> **Goal**: Pull out every line below that contains the word "profile".

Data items
+ + +

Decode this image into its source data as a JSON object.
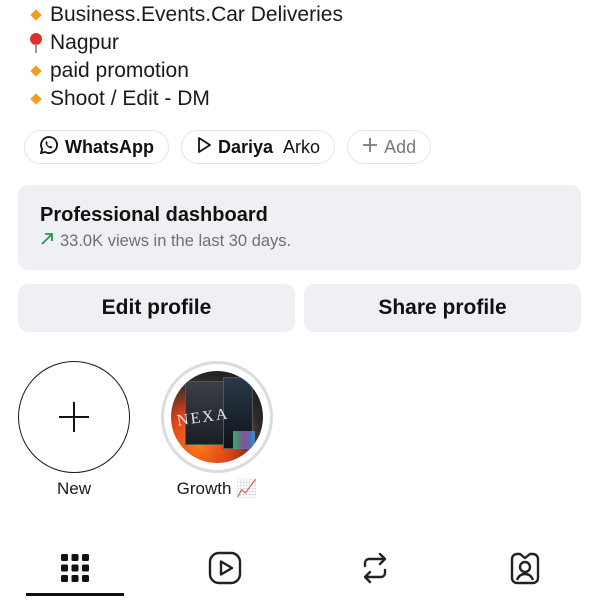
{
  "bio": {
    "lines": [
      {
        "icon": "orange-diamond-icon",
        "text": "Business.Events.Car Deliveries"
      },
      {
        "icon": "round-pushpin-icon",
        "text": "Nagpur"
      },
      {
        "icon": "orange-diamond-icon",
        "text": "paid promotion"
      },
      {
        "icon": "orange-diamond-icon",
        "text": "Shoot / Edit - DM"
      }
    ]
  },
  "chips": {
    "whatsapp": "WhatsApp",
    "dariya_strong": "Dariya",
    "dariya_rest": "Arko",
    "add": "Add"
  },
  "dashboard": {
    "title": "Professional dashboard",
    "subtitle": "33.0K views in the last 30 days."
  },
  "buttons": {
    "edit": "Edit profile",
    "share": "Share profile"
  },
  "highlights": {
    "new_label": "New",
    "growth_label": "Growth 📈",
    "cover_text": "NEXA"
  },
  "tabs": [
    {
      "name": "grid",
      "selected": true
    },
    {
      "name": "reels",
      "selected": false
    },
    {
      "name": "reposts",
      "selected": false
    },
    {
      "name": "tagged",
      "selected": false
    }
  ],
  "colors": {
    "accent_orange": "#f39c1f",
    "trend_green": "#1a9c57",
    "button_bg": "#eff0f3"
  }
}
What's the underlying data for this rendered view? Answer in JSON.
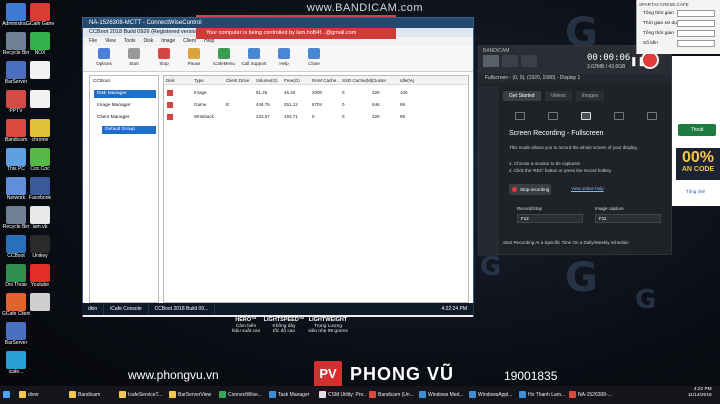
{
  "watermark": "www.BANDICAM.com",
  "desktop": {
    "icons_left": [
      {
        "label": "Administra...",
        "color": "#3c7bd1"
      },
      {
        "label": "Recycle Bin",
        "color": "#6f7f96"
      },
      {
        "label": "BarServer",
        "color": "#4a6fbf"
      },
      {
        "label": "PPTV",
        "color": "#d44b45"
      },
      {
        "label": "Bandicam",
        "color": "#d94a3b"
      },
      {
        "label": "This PC",
        "color": "#5ea0e0"
      },
      {
        "label": "Network",
        "color": "#5e8fd8"
      },
      {
        "label": "Recycle Bin",
        "color": "#6f7f96"
      },
      {
        "label": "CCBoot",
        "color": "#2a6fba"
      },
      {
        "label": "Doi Thoai",
        "color": "#2f8f4e"
      },
      {
        "label": "GCafe Client",
        "color": "#e3622d"
      },
      {
        "label": "BarServer",
        "color": "#4a6fbf"
      },
      {
        "label": "icafe...",
        "color": "#2a9fd6"
      }
    ],
    "icons_right": [
      {
        "label": "GCafe Games",
        "color": "#d93c32"
      },
      {
        "label": "NOX",
        "color": "#33b04a"
      },
      {
        "label": "",
        "color": "#f2f2f2"
      },
      {
        "label": "",
        "color": "#f2f2f2"
      },
      {
        "label": "chrome",
        "color": "#e2c13b"
      },
      {
        "label": "Coc Coc",
        "color": "#57b84a"
      },
      {
        "label": "Facebook",
        "color": "#3b5998"
      },
      {
        "label": "lam.vb",
        "color": "#e8e8e8"
      },
      {
        "label": "Unikey",
        "color": "#2a2a2a"
      },
      {
        "label": "Youtube",
        "color": "#e52d27"
      },
      {
        "label": "",
        "color": "#cfcfcf"
      }
    ]
  },
  "remote": {
    "banner": "Your computer is being controlled by lam.hoB4f...@gmail.com"
  },
  "ccboot": {
    "title": "NA-1526308-MCTT - ConnectWiseControl",
    "subtitle": "CCBoot 2018 Build 0926 (Registered version)",
    "menu": [
      "File",
      "View",
      "Tools",
      "Disk",
      "Image",
      "Client",
      "Help"
    ],
    "tools": [
      {
        "label": "Options",
        "color": "#4c7fd6"
      },
      {
        "label": "Start",
        "color": "#999999"
      },
      {
        "label": "Stop",
        "color": "#d64545"
      },
      {
        "label": "Pause",
        "color": "#d9a43b"
      },
      {
        "label": "iCafeMenu",
        "color": "#3c9b51"
      },
      {
        "label": "Call Support",
        "color": "#4a86d4"
      },
      {
        "label": "Help",
        "color": "#4a86d4"
      },
      {
        "label": "Close",
        "color": "#4a86d4"
      }
    ],
    "tree": [
      {
        "label": "CCBoot",
        "selected": false
      },
      {
        "label": "Disk Manager",
        "selected": true
      },
      {
        "label": "Image Manager",
        "selected": false
      },
      {
        "label": "Client Manager",
        "selected": false
      },
      {
        "label": "Default Group",
        "selected": true
      }
    ],
    "columns": [
      "Disk",
      "Type",
      "Client Drive",
      "Volume(G)",
      "Free(G)",
      "RAM Cache...",
      "SSD Cache(M)",
      "Cluster",
      "Idle(%)"
    ],
    "rows": [
      [
        "",
        "Image",
        "",
        "91.26",
        "46.40",
        "2000",
        "0",
        "32K",
        "100"
      ],
      [
        "",
        "Game",
        "E:",
        "446.76",
        "251.12",
        "8704",
        "0",
        "64K",
        "99"
      ],
      [
        "",
        "Writeback",
        "",
        "223.57",
        "193.71",
        "0",
        "0",
        "32K",
        "99"
      ]
    ],
    "row_colors": [
      "#d64545",
      "#d64545",
      "#d64545"
    ],
    "status": "System D: Total 180.49 GB   RAM Total 32G   Ram cache 8/4G   Server Ready  OS Version 6.2.9200.0   RAM 96%",
    "inner_taskbar": [
      "dkin",
      "iCafe Console",
      "CCBoot 2018 Build 09...",
      "4:22:24 PM"
    ]
  },
  "bandicam": {
    "brand": "BANDICAM",
    "time": "00:00:06",
    "size": "3.62MB / 43.6GB",
    "target": "Fullscreen - (0, 0), (1920, 1080) - Display 1",
    "tabs": [
      "Get Started",
      "Videos",
      "Images"
    ],
    "title": "Screen Recording - Fullscreen",
    "desc": "This mode allows you to record the whole screen of your display.",
    "steps": [
      "1. Choose a monitor to be captured.",
      "2. Click the 'REC' button or press the record hotkey."
    ],
    "stop_label": "Stop recording",
    "help_link": "View online help",
    "hk1_label": "Record/Stop",
    "hk1_value": "F12",
    "hk2_label": "Image capture",
    "hk2_value": "F11",
    "footer": "Start Recording At a Specific Time On a Daily/Weekly schedule"
  },
  "timer_widget": {
    "title": "SPARTACY.RESE.CAFE",
    "rows": [
      {
        "label": "Tổng thời gian",
        "value": ""
      },
      {
        "label": "Thời gian sử dụng",
        "value": ""
      },
      {
        "label": "Tổng thời gian",
        "value": ""
      },
      {
        "label": "Số tiền",
        "value": ""
      }
    ]
  },
  "promo": {
    "button": "Thoát",
    "big": "00%",
    "code": "AN CODE",
    "link": "Tổng nhé"
  },
  "hero": [
    {
      "title": "HERO™",
      "line1": "Cảm biến",
      "line2": "hiệu suất cao"
    },
    {
      "title": "LIGHTSPEED™",
      "line1": "Không dây",
      "line2": "tốc độ cao"
    },
    {
      "title": "LIGHTWEIGHT",
      "line1": "Trọng Lượng",
      "line2": "siêu nhẹ 99 grams"
    }
  ],
  "footer_brand": {
    "url": "www.phongvu.vn",
    "logo": "PV",
    "name": "PHONG VŨ",
    "phone": "19001835"
  },
  "taskbar": [
    {
      "label": "diver",
      "color": "#f2c94c"
    },
    {
      "label": "Bandicam",
      "color": "#f2c94c"
    },
    {
      "label": "IcafeServiceT...",
      "color": "#f2c94c"
    },
    {
      "label": "BarServerView",
      "color": "#f2c94c"
    },
    {
      "label": "ConnectWise...",
      "color": "#3aa55d"
    },
    {
      "label": "Task Manager",
      "color": "#3a8fd6"
    },
    {
      "label": "CSM Utility: Pro...",
      "color": "#e0e0e0"
    },
    {
      "label": "Bandicam (Un...",
      "color": "#d94a3b"
    },
    {
      "label": "Windows Med...",
      "color": "#3a8fd6"
    },
    {
      "label": "WindowsAppl...",
      "color": "#3a8fd6"
    },
    {
      "label": "Ho Thanh Lam...",
      "color": "#3a8fd6"
    },
    {
      "label": "NA-1526308-...",
      "color": "#d94a3b"
    }
  ],
  "tray_time": "4:22 PM",
  "tray_date": "11/14/2018"
}
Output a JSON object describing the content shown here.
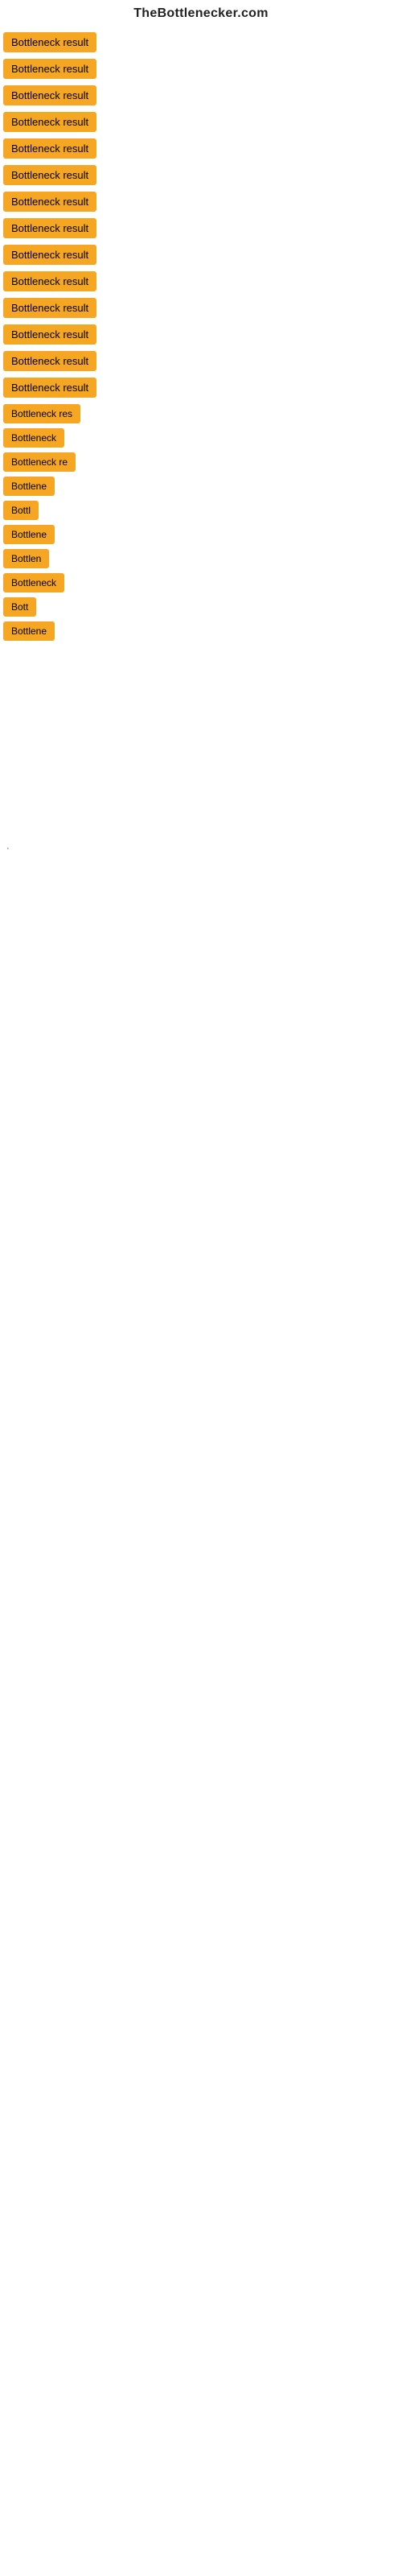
{
  "header": {
    "title": "TheBottlenecker.com"
  },
  "items": [
    {
      "id": 1,
      "label": "Bottleneck result",
      "width": 140,
      "gap": "large"
    },
    {
      "id": 2,
      "label": "Bottleneck result",
      "width": 140,
      "gap": "large"
    },
    {
      "id": 3,
      "label": "Bottleneck result",
      "width": 140,
      "gap": "large"
    },
    {
      "id": 4,
      "label": "Bottleneck result",
      "width": 140,
      "gap": "large"
    },
    {
      "id": 5,
      "label": "Bottleneck result",
      "width": 140,
      "gap": "large"
    },
    {
      "id": 6,
      "label": "Bottleneck result",
      "width": 140,
      "gap": "large"
    },
    {
      "id": 7,
      "label": "Bottleneck result",
      "width": 140,
      "gap": "large"
    },
    {
      "id": 8,
      "label": "Bottleneck result",
      "width": 140,
      "gap": "large"
    },
    {
      "id": 9,
      "label": "Bottleneck result",
      "width": 140,
      "gap": "large"
    },
    {
      "id": 10,
      "label": "Bottleneck result",
      "width": 140,
      "gap": "large"
    },
    {
      "id": 11,
      "label": "Bottleneck result",
      "width": 140,
      "gap": "large"
    },
    {
      "id": 12,
      "label": "Bottleneck result",
      "width": 140,
      "gap": "large"
    },
    {
      "id": 13,
      "label": "Bottleneck result",
      "width": 140,
      "gap": "large"
    },
    {
      "id": 14,
      "label": "Bottleneck result",
      "width": 140,
      "gap": "large"
    },
    {
      "id": 15,
      "label": "Bottleneck res",
      "width": 120,
      "gap": "medium"
    },
    {
      "id": 16,
      "label": "Bottleneck",
      "width": 90,
      "gap": "medium"
    },
    {
      "id": 17,
      "label": "Bottleneck re",
      "width": 105,
      "gap": "medium"
    },
    {
      "id": 18,
      "label": "Bottlene",
      "width": 80,
      "gap": "medium"
    },
    {
      "id": 19,
      "label": "Bottl",
      "width": 55,
      "gap": "medium"
    },
    {
      "id": 20,
      "label": "Bottlene",
      "width": 80,
      "gap": "medium"
    },
    {
      "id": 21,
      "label": "Bottlen",
      "width": 75,
      "gap": "medium"
    },
    {
      "id": 22,
      "label": "Bottleneck",
      "width": 90,
      "gap": "medium"
    },
    {
      "id": 23,
      "label": "Bott",
      "width": 50,
      "gap": "medium"
    },
    {
      "id": 24,
      "label": "Bottlene",
      "width": 80,
      "gap": "medium"
    }
  ],
  "footer": {
    "dot_label": "·"
  },
  "colors": {
    "badge_bg": "#f5a623",
    "badge_text": "#000000",
    "header_text": "#222222"
  }
}
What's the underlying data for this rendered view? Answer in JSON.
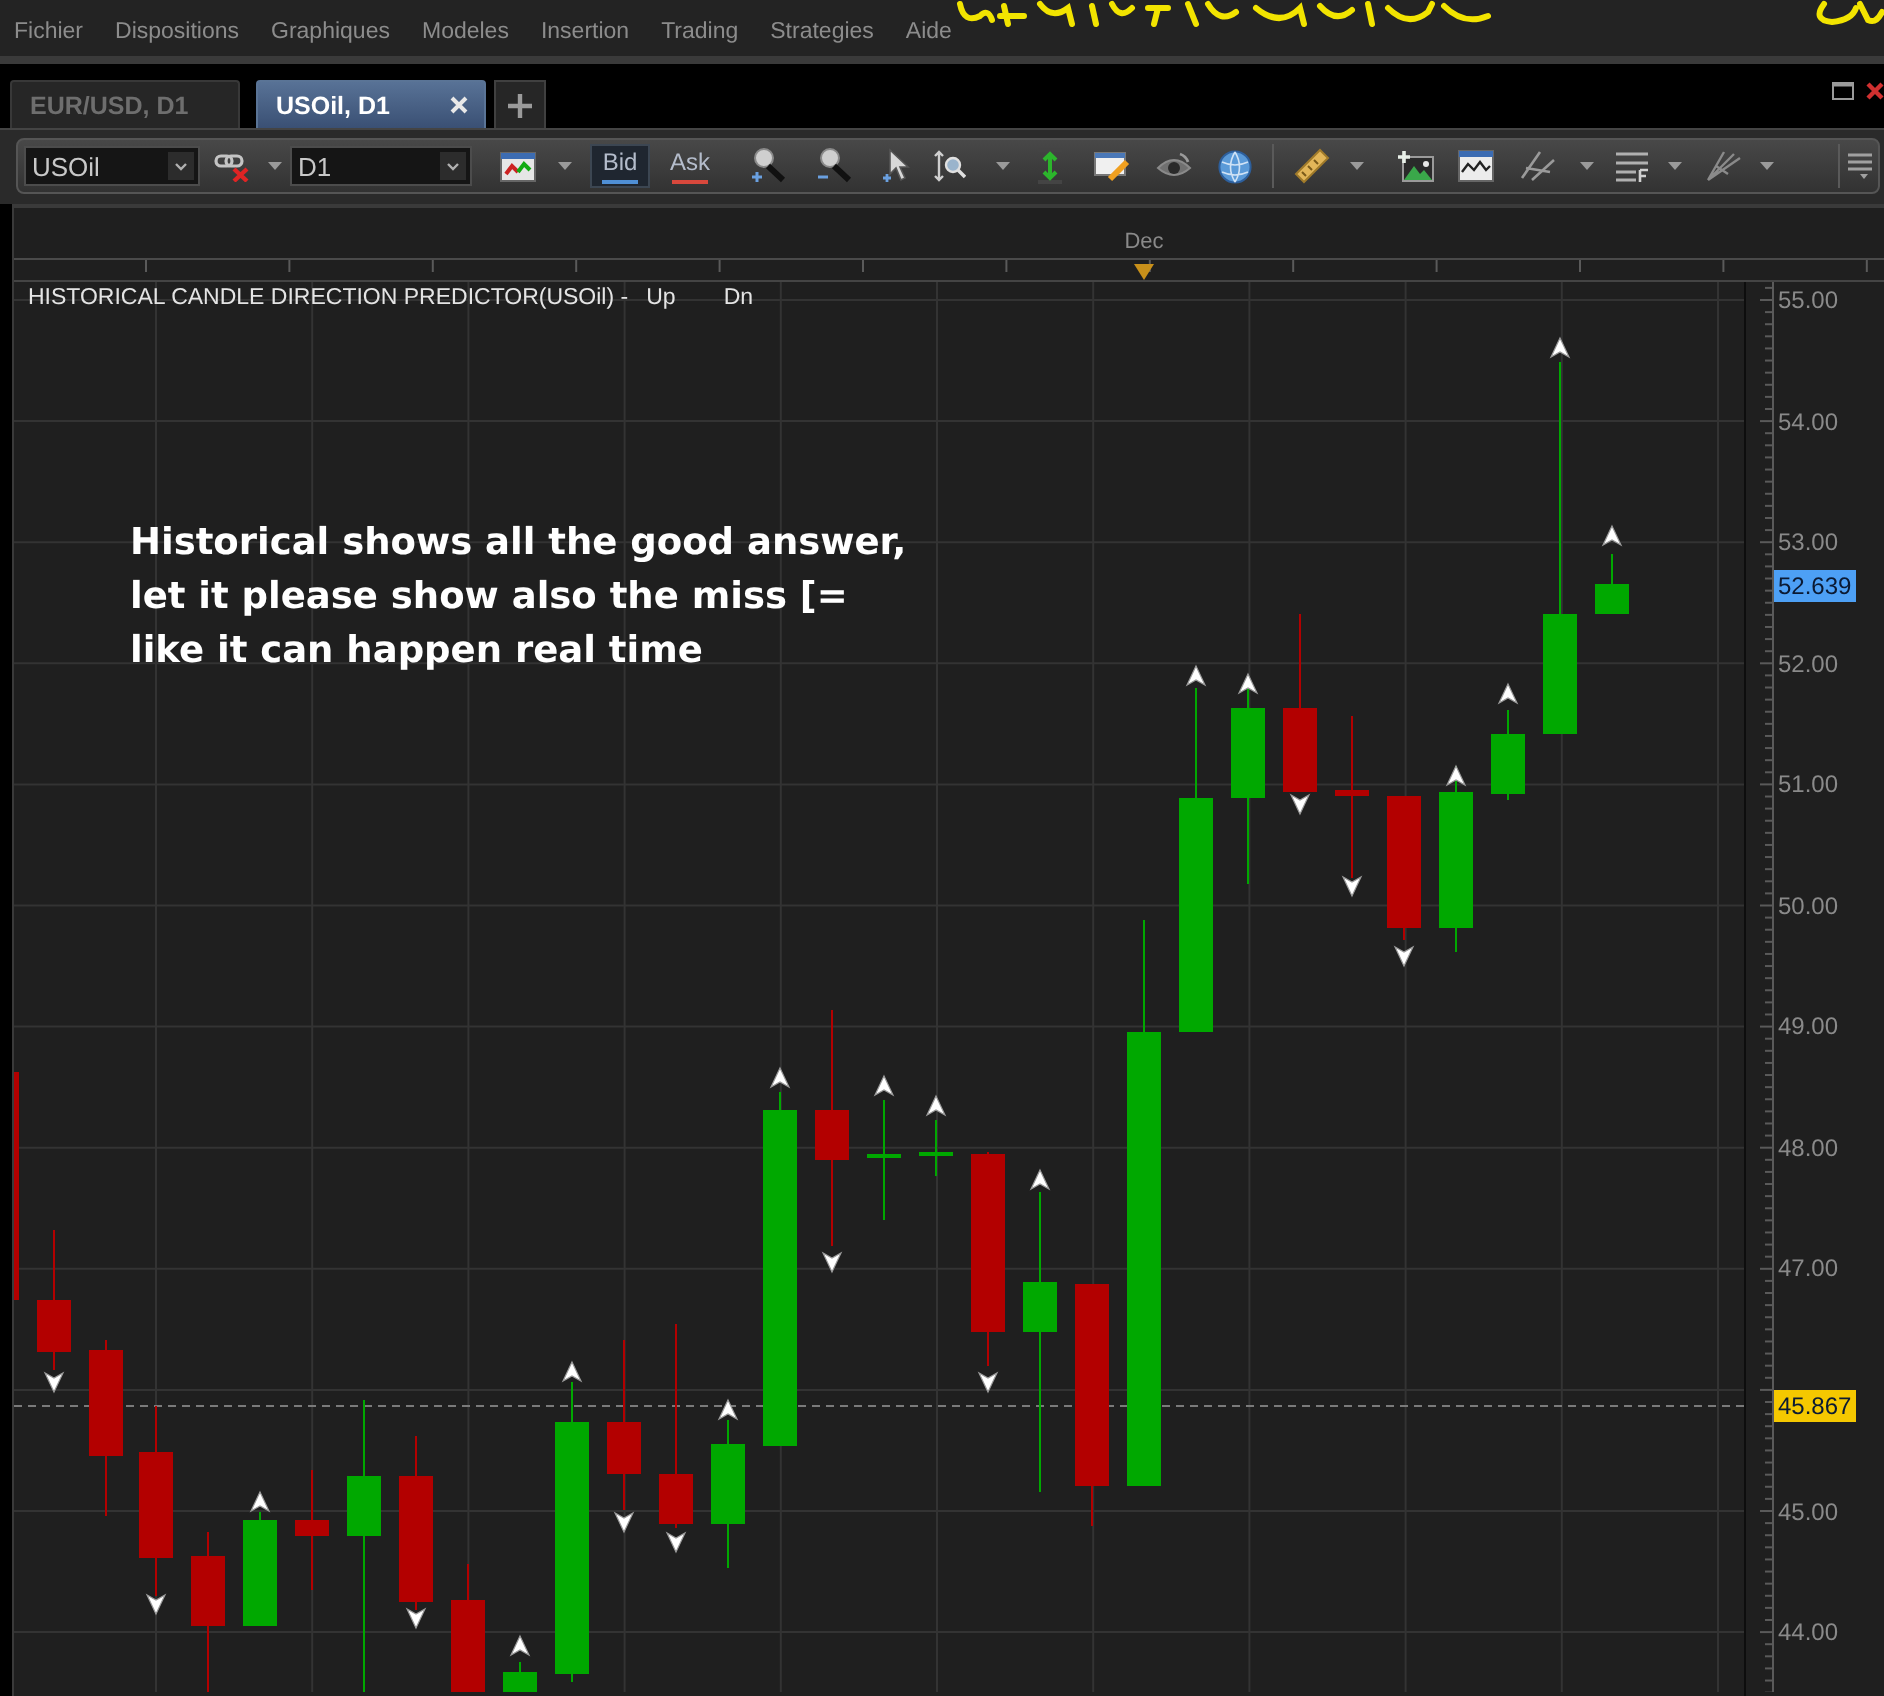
{
  "menu": {
    "items": [
      "Fichier",
      "Dispositions",
      "Graphiques",
      "Modeles",
      "Insertion",
      "Trading",
      "Strategies",
      "Aide"
    ]
  },
  "tabs": [
    {
      "label": "EUR/USD, D1",
      "selected": false
    },
    {
      "label": "USOil, D1",
      "selected": true
    }
  ],
  "toolbar": {
    "symbol": {
      "value": "USOil"
    },
    "timeframe": {
      "value": "D1"
    },
    "price_sides": [
      {
        "label": "Bid",
        "selected": true,
        "color": "#4f8fd6"
      },
      {
        "label": "Ask",
        "selected": false,
        "color": "#d8483c"
      }
    ]
  },
  "chart": {
    "time_axis": {
      "labels": [
        "Dec"
      ]
    },
    "indicator": {
      "title": "HISTORICAL CANDLE DIRECTION PREDICTOR(USOil) -",
      "legend": [
        "Up",
        "Dn"
      ]
    },
    "note": "Historical shows all the good answer,\nlet it please show also the miss [=\nlike it can happen real time",
    "price_axis": {
      "ticks": [
        "55.00",
        "54.00",
        "53.00",
        "52.00",
        "51.00",
        "50.00",
        "49.00",
        "48.00",
        "47.00",
        "45.00",
        "44.00"
      ],
      "badges": [
        {
          "text": "52.639",
          "color": "#4da0f5"
        },
        {
          "text": "45.867",
          "color": "#f5c800"
        }
      ]
    }
  }
}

+ + +

> **The result**:
    "edit": "Edit profile",
    "share": "Share profile"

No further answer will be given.